WHAT THE TASK ASKS:
Please state how many lines in the records contain the string "this", with no words besides the number.

** start **

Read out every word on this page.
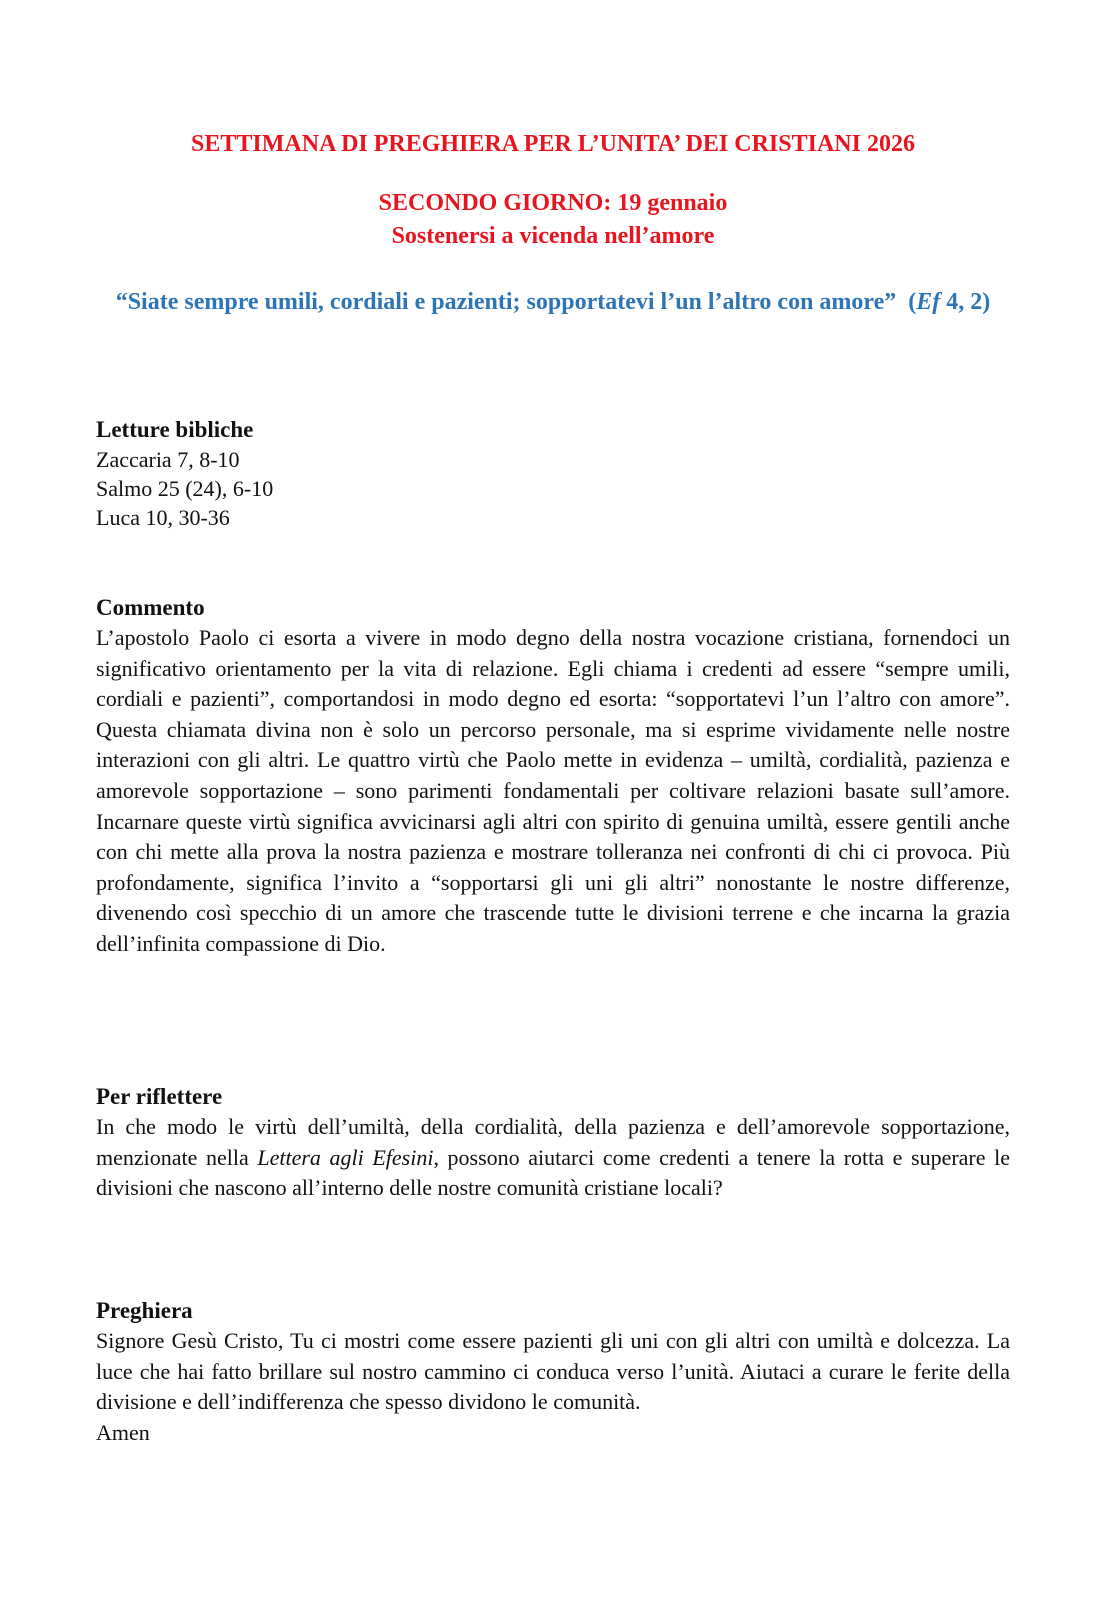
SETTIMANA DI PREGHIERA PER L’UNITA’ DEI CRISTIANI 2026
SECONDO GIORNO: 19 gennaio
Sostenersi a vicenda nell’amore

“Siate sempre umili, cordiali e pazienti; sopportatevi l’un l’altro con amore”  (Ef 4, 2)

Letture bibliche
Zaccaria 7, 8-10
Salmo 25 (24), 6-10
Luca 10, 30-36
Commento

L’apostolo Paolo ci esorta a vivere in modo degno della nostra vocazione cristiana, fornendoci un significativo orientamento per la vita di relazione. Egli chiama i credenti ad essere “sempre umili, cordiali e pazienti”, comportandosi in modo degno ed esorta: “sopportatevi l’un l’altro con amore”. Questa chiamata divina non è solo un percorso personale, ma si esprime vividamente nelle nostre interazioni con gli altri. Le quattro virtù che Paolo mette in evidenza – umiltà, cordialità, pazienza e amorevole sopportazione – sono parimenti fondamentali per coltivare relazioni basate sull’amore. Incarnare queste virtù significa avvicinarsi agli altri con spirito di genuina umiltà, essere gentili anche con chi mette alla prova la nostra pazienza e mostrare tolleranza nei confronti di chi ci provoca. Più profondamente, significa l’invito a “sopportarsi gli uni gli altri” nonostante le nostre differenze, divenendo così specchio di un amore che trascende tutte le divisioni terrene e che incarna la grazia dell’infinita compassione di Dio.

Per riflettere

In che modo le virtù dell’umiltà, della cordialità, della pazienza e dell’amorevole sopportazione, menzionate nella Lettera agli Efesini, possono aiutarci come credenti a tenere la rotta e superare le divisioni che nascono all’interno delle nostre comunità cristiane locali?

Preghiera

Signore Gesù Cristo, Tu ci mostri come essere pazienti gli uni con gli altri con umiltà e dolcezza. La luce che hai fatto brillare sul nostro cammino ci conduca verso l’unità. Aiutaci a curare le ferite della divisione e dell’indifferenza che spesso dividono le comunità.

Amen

** end **
** start **

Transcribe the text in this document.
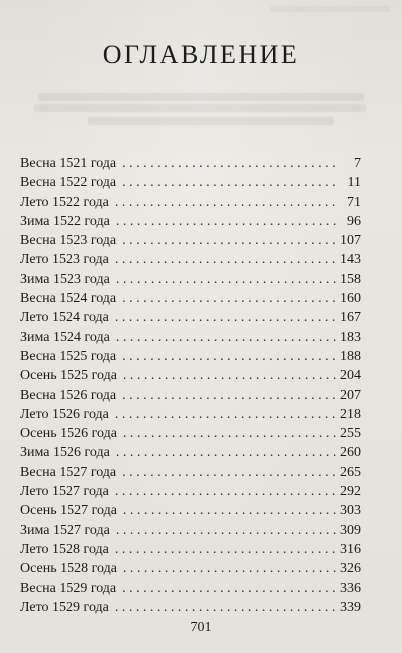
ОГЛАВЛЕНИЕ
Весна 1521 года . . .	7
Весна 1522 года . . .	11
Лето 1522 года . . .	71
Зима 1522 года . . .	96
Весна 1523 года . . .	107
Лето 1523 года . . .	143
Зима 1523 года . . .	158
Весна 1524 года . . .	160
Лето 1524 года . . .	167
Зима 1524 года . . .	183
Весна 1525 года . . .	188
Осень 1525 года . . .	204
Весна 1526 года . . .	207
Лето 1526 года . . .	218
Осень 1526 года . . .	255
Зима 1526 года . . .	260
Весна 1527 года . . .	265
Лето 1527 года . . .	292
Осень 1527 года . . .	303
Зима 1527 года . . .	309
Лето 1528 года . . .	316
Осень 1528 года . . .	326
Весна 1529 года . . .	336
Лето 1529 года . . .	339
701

** end **

THE SOLUTION:
2